▶ **The task**
Review the material and extract every line in which the word "page" occurs.

▶ **Exercise input**
<<<<

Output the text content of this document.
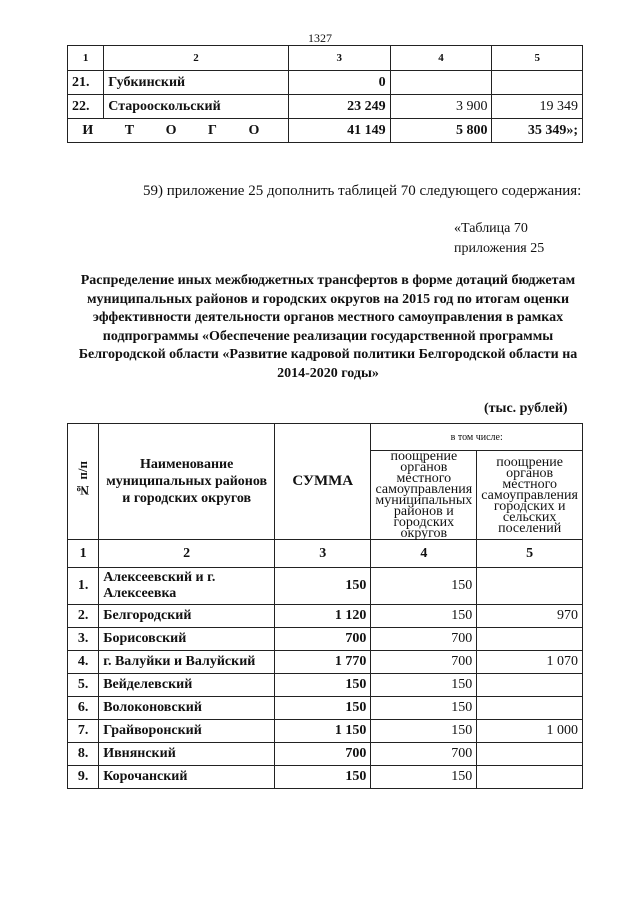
1327
1	2	3	4	5
21.	Губкинский	0		
22.	Старооскольский	23 249	3 900	19 349
И Т О Г О		41 149	5 800	35 349»;
59) приложение 25 дополнить таблицей 70 следующего содержания:
«Таблица 70
приложения 25
Распределение иных межбюджетных трансфертов в форме дотаций бюджетам муниципальных районов и городских округов на 2015 год по итогам оценки эффективности деятельности органов местного самоуправления в рамках подпрограммы «Обеспечение реализации государственной программы Белгородской области «Развитие кадровой политики Белгородской области на 2014-2020 годы»
(тыс. рублей)
№ п/п	Наименование муниципальных районов и городских округов	СУММА	в том числе:	
			поощрение органов местного самоуправления муниципальных районов и городских округов	поощрение органов местного самоуправления городских и сельских поселений
1	2	3	4	5
1.	Алексеевский и г. Алексеевка	150	150	
2.	Белгородский	1 120	150	970
3.	Борисовский	700	700	
4.	г. Валуйки и Валуйский	1 770	700	1 070
5.	Вейделевский	150	150	
6.	Волоконовский	150	150	
7.	Грайворонский	1 150	150	1 000
8.	Ивнянский	700	700	
9.	Корочанский	150	150	
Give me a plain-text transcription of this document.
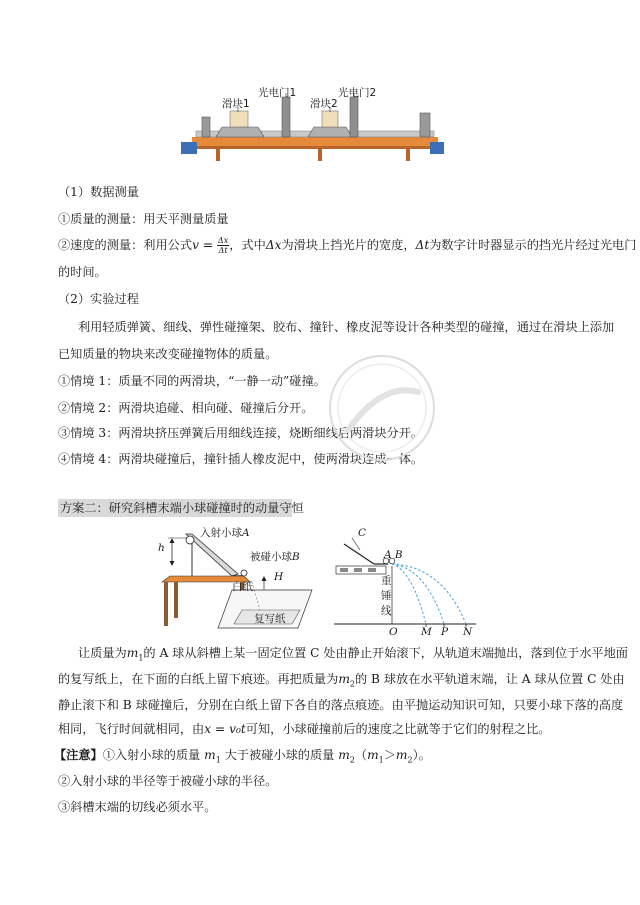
滑块1
光电门1
滑块2
光电门2
（1）数据测量
①质量的测量：用天平测量质量
②速度的测量：利用公式$v = \frac{\Delta x}{\Delta t}$ ，式中Δx为滑块上挡光片的宽度，Δt为数字计时器显示的挡光片经过光电门
的时间。
（2）实验过程
利用轻质弹簧、细线、弹性碰撞架、胶布、撞针、橡皮泥等设计各种类型的碰撞，通过在滑块上添加
已知质量的物块来改变碰撞物体的质量。
①情境 1：质量不同的两滑块，“一静一动”碰撞。
②情境 2：两滑块追碰、相向碰、碰撞后分开。
③情境 3：两滑块挤压弹簧后用细线连接，烧断细线后两滑块分开。
④情境 4：两滑块碰撞后，撞针插人橡皮泥中，使两滑块连成一体。
方案二：研究斜槽末端小球碰撞时的动量守恒
入射小球A
h
被碰小球B
白纸
H
复写纸
C
A B
重
锤
线
O M P N
让质量为$m_1$的 A 球从斜槽上某一固定位置 C 处由静止开始滚下，从轨道末端抛出，落到位于水平地面
的复写纸上，在下面的白纸上留下痕迹。再把质量为$m_2$的 B 球放在水平轨道末端，让 A 球从位置 C 处由
静止滚下和 B 球碰撞后，分别在白纸上留下各自的落点痕迹。由平抛运动知识可知，只要小球下落的高度
相同，飞行时间就相同，由x = v₀t可知，小球碰撞前后的速度之比就等于它们的射程之比。
【注意】①入射小球的质量 $m_1$ 大于被碰小球的质量 $m_2(m_1>m_2)$。
②入射小球的半径等于被碰小球的半径。
③斜槽末端的切线必须水平。
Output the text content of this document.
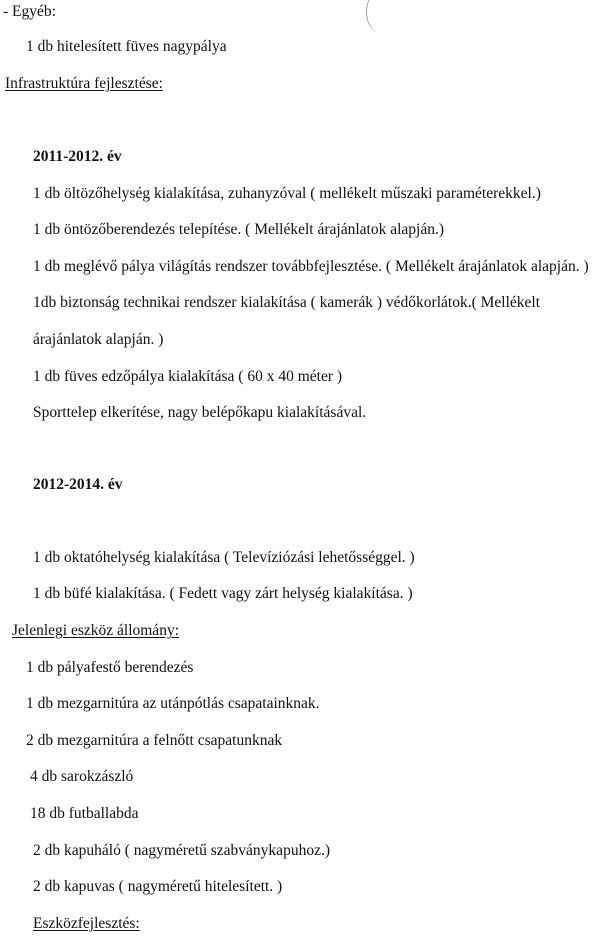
- Egyéb:
1 db hitelesített füves nagypálya
Infrastruktúra fejlesztése:
2011-2012. év
1 db öltözőhelység kialakítása, zuhanyzóval ( mellékelt műszaki paraméterekkel.)
1 db öntözőberendezés telepítése. ( Mellékelt árajánlatok alapján.)
1 db meglévő pálya világítás rendszer továbbfejlesztése. ( Mellékelt árajánlatok alapján. )
1db biztonság technikai rendszer kialakítása ( kamerák ) védőkorlátok.( Mellékelt
árajánlatok alapján. )
1 db füves edzőpálya kialakítása ( 60 x 40 méter )
Sporttelep elkerítése, nagy belépőkapu kialakításával.
2012-2014. év
1 db oktatóhelység kialakítása ( Televíziózási lehetősséggel. )
1 db büfé kialakítása. ( Fedett vagy zárt helység kialakítása. )
Jelenlegi eszköz állomány:
1 db pályafestő berendezés
1 db mezgarnitúra az utánpótlás csapatainknak.
2 db mezgarnitúra a felnőtt csapatunknak
4 db sarokzászló
18 db futballabda
2 db kapuháló ( nagyméretű szabványkapuhoz.)
2 db kapuvas ( nagyméretű hitelesített. )
Eszközfejlesztés:
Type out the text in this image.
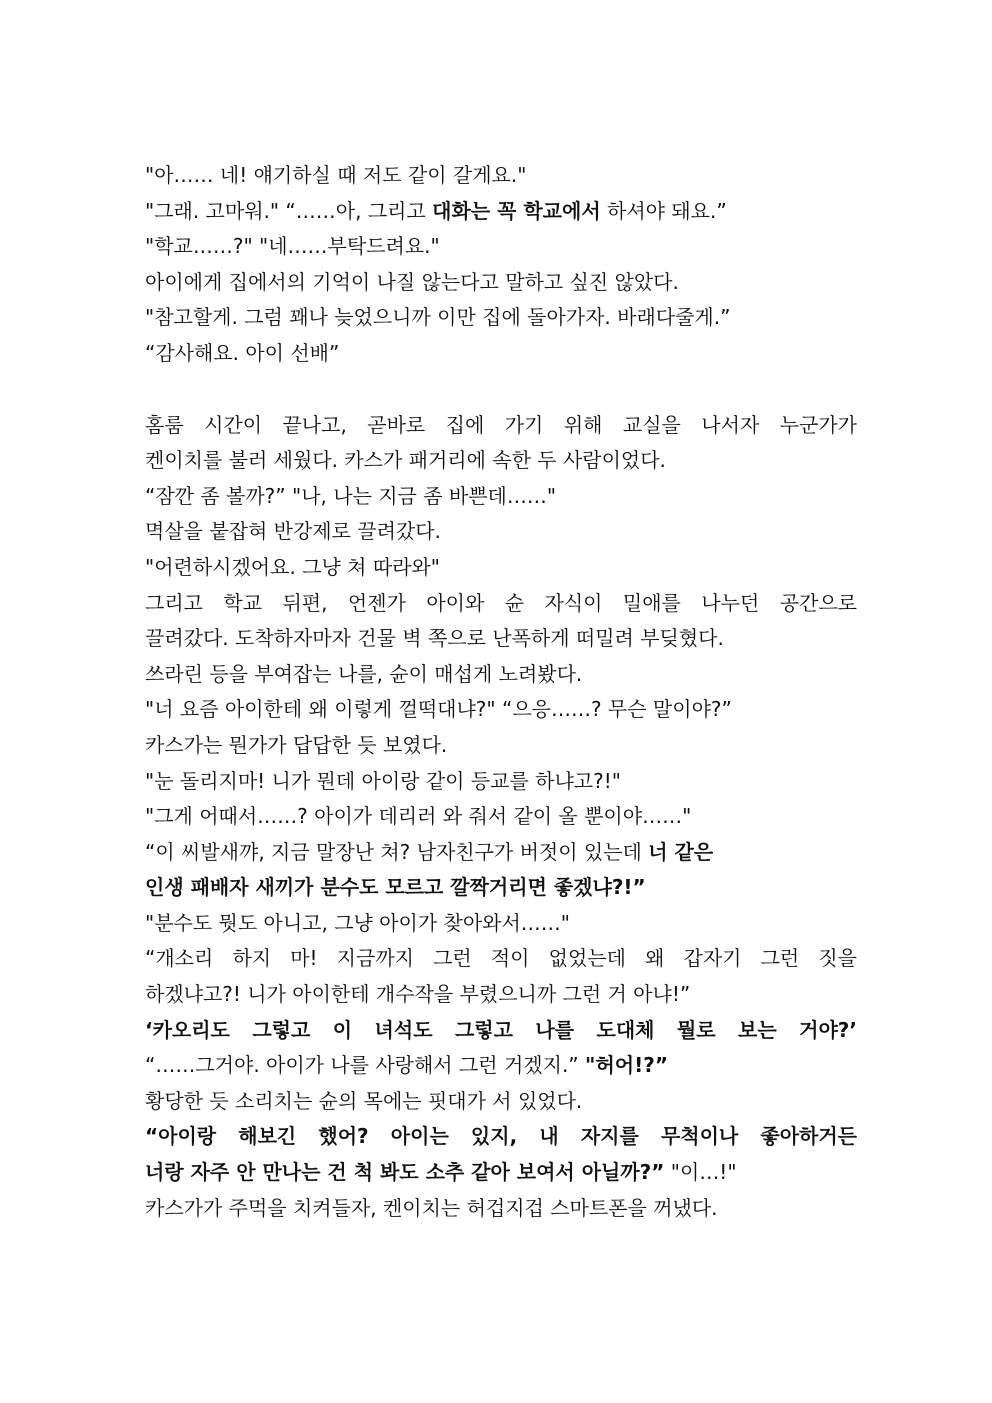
"아…… 네! 얘기하실 때 저도 같이 갈게요."
"그래. 고마워." “……아, 그리고 대화는 꼭 학교에서 하셔야 돼요.”
"학교……?" "네……부탁드려요."
아이에게 집에서의 기억이 나질 않는다고 말하고 싶진 않았다.
"참고할게. 그럼 꽤나 늦었으니까 이만 집에 돌아가자. 바래다줄게.”
“감사해요. 아이 선배”
홈룸 시간이 끝나고, 곧바로 집에 가기 위해 교실을 나서자 누군가가
켄이치를 불러 세웠다. 카스가 패거리에 속한 두 사람이었다.
“잠깐 좀 볼까?” "나, 나는 지금 좀 바쁜데……"
멱살을 붙잡혀 반강제로 끌려갔다.
"어련하시겠어요. 그냥 쳐 따라와"
그리고 학교 뒤편, 언젠가 아이와 슌 자식이 밀애를 나누던 공간으로
끌려갔다. 도착하자마자 건물 벽 쪽으로 난폭하게 떠밀려 부딪혔다.
쓰라린 등을 부여잡는 나를, 슌이 매섭게 노려봤다.
"너 요즘 아이한테 왜 이렇게 껄떡대냐?" “으응……? 무슨 말이야?”
카스가는 뭔가가 답답한 듯 보였다.
"눈 돌리지마! 니가 뭔데 아이랑 같이 등교를 하냐고?!"
"그게 어때서……? 아이가 데리러 와 줘서 같이 올 뿐이야……"
“이 씨발새꺄, 지금 말장난 쳐? 남자친구가 버젓이 있는데 너 같은
인생 패배자 새끼가 분수도 모르고 깔짝거리면 좋겠냐?!”
"분수도 뭣도 아니고, 그냥 아이가 찾아와서……"
“개소리 하지 마! 지금까지 그런 적이 없었는데 왜 갑자기 그런 짓을
하겠냐고?! 니가 아이한테 개수작을 부렸으니까 그런 거 아냐!”
‘카오리도 그렇고 이 녀석도 그렇고 나를 도대체 뭘로 보는 거야?’
“……그거야. 아이가 나를 사랑해서 그런 거겠지.” "허어!?”
황당한 듯 소리치는 슌의 목에는 핏대가 서 있었다.
“아이랑 해보긴 했어? 아이는 있지, 내 자지를 무척이나 좋아하거든
너랑 자주 안 만나는 건 척 봐도 소추 같아 보여서 아닐까?” "이…!"
카스가가 주먹을 치켜들자, 켄이치는 허겁지겁 스마트폰을 꺼냈다.
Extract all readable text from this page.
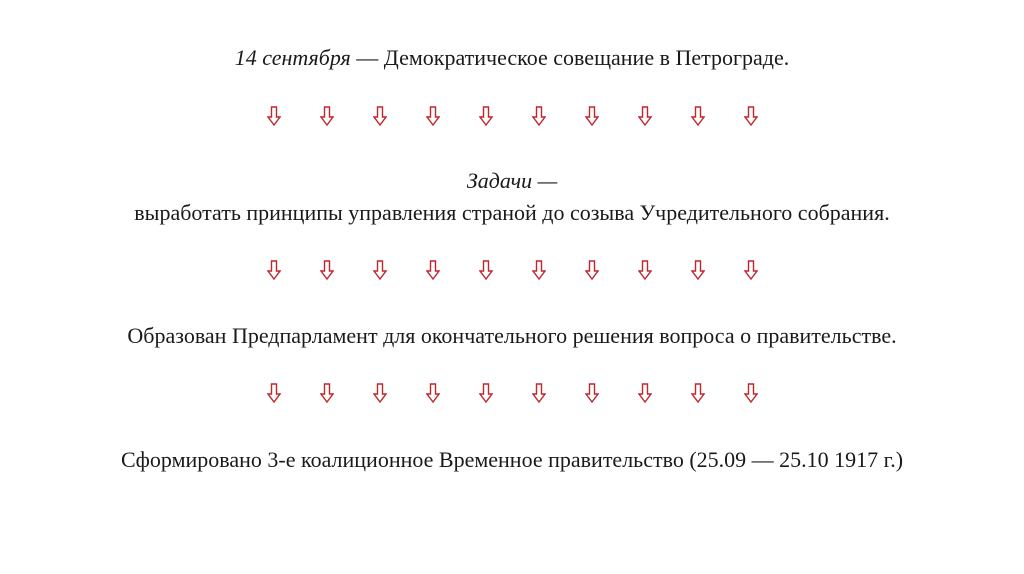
14 сентября — Демократическое совещание в Петрограде.
Задачи —
выработать принципы управления страной до созыва Учредительного собрания.
Образован Предпарламент для окончательного решения вопроса о правительстве.
Сформировано 3-е коалиционное Временное правительство (25.09 — 25.10 1917 г.)
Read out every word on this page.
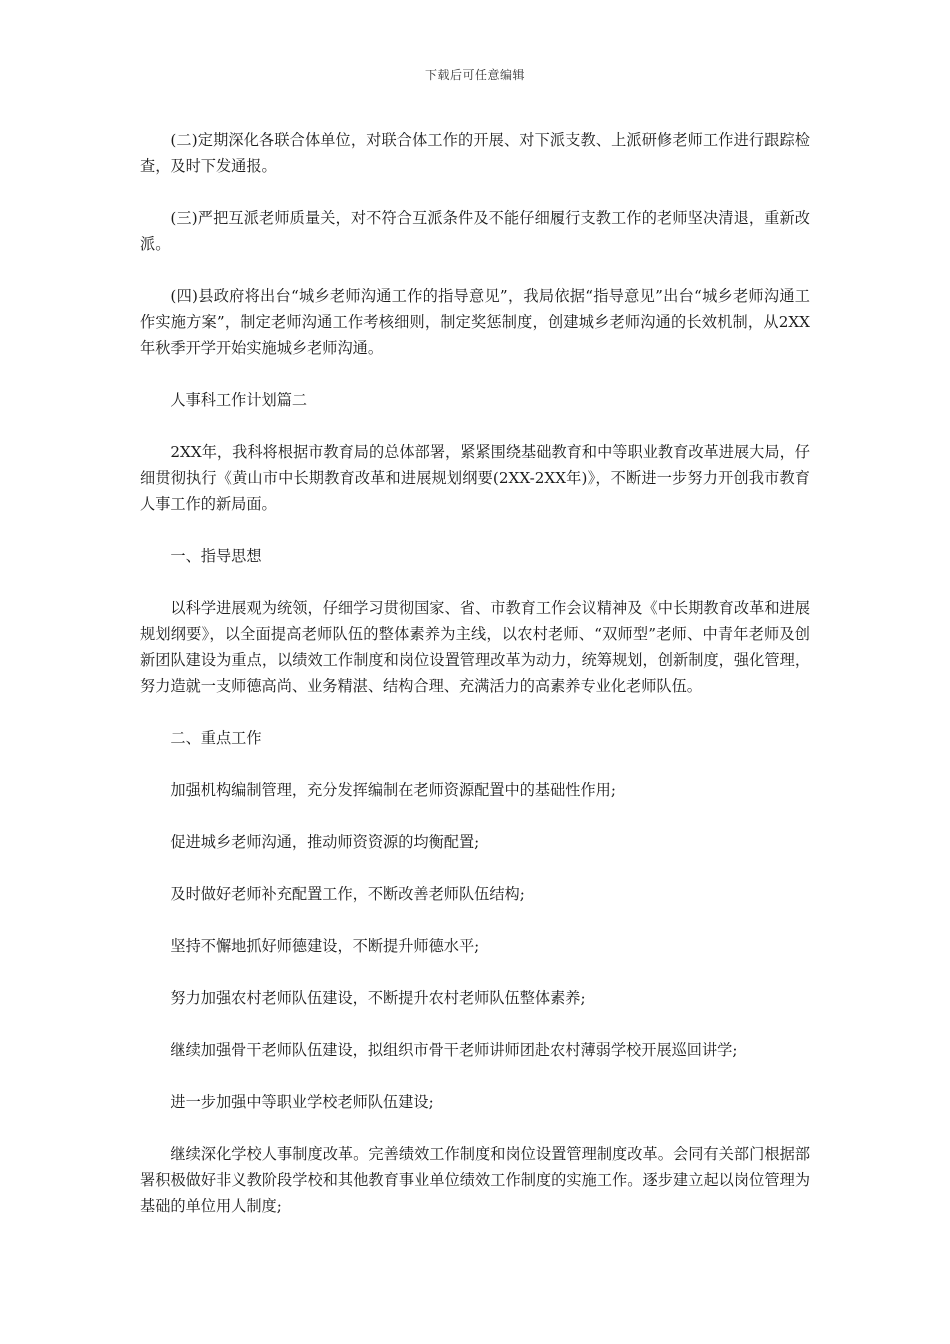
下载后可任意编辑

(二)定期深化各联合体单位，对联合体工作的开展、对下派支教、上派研修老师工作进行跟踪检查，及时下发通报。

(三)严把互派老师质量关，对不符合互派条件及不能仔细履行支教工作的老师坚决清退，重新改派。

(四)县政府将出台“城乡老师沟通工作的指导意见”，我局依据“指导意见”出台“城乡老师沟通工作实施方案”，制定老师沟通工作考核细则，制定奖惩制度，创建城乡老师沟通的长效机制，从2XX年秋季开学开始实施城乡老师沟通。

人事科工作计划篇二

2XX年，我科将根据市教育局的总体部署，紧紧围绕基础教育和中等职业教育改革进展大局，仔细贯彻执行《黄山市中长期教育改革和进展规划纲要(2XX-2XX年)》，不断进一步努力开创我市教育人事工作的新局面。

一、指导思想

以科学进展观为统领，仔细学习贯彻国家、省、市教育工作会议精神及《中长期教育改革和进展规划纲要》，以全面提高老师队伍的整体素养为主线，以农村老师、“双师型”老师、中青年老师及创新团队建设为重点，以绩效工作制度和岗位设置管理改革为动力，统筹规划，创新制度，强化管理，努力造就一支师德高尚、业务精湛、结构合理、充满活力的高素养专业化老师队伍。

二、重点工作

加强机构编制管理，充分发挥编制在老师资源配置中的基础性作用;

促进城乡老师沟通，推动师资资源的均衡配置;

及时做好老师补充配置工作，不断改善老师队伍结构;

坚持不懈地抓好师德建设，不断提升师德水平;

努力加强农村老师队伍建设，不断提升农村老师队伍整体素养;

继续加强骨干老师队伍建设，拟组织市骨干老师讲师团赴农村薄弱学校开展巡回讲学;

进一步加强中等职业学校老师队伍建设;

继续深化学校人事制度改革。完善绩效工作制度和岗位设置管理制度改革。会同有关部门根据部署积极做好非义教阶段学校和其他教育事业单位绩效工作制度的实施工作。逐步建立起以岗位管理为基础的单位用人制度;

>>>>

▶ **Result**
Extract all readable text from this page.
Read out every word on this page.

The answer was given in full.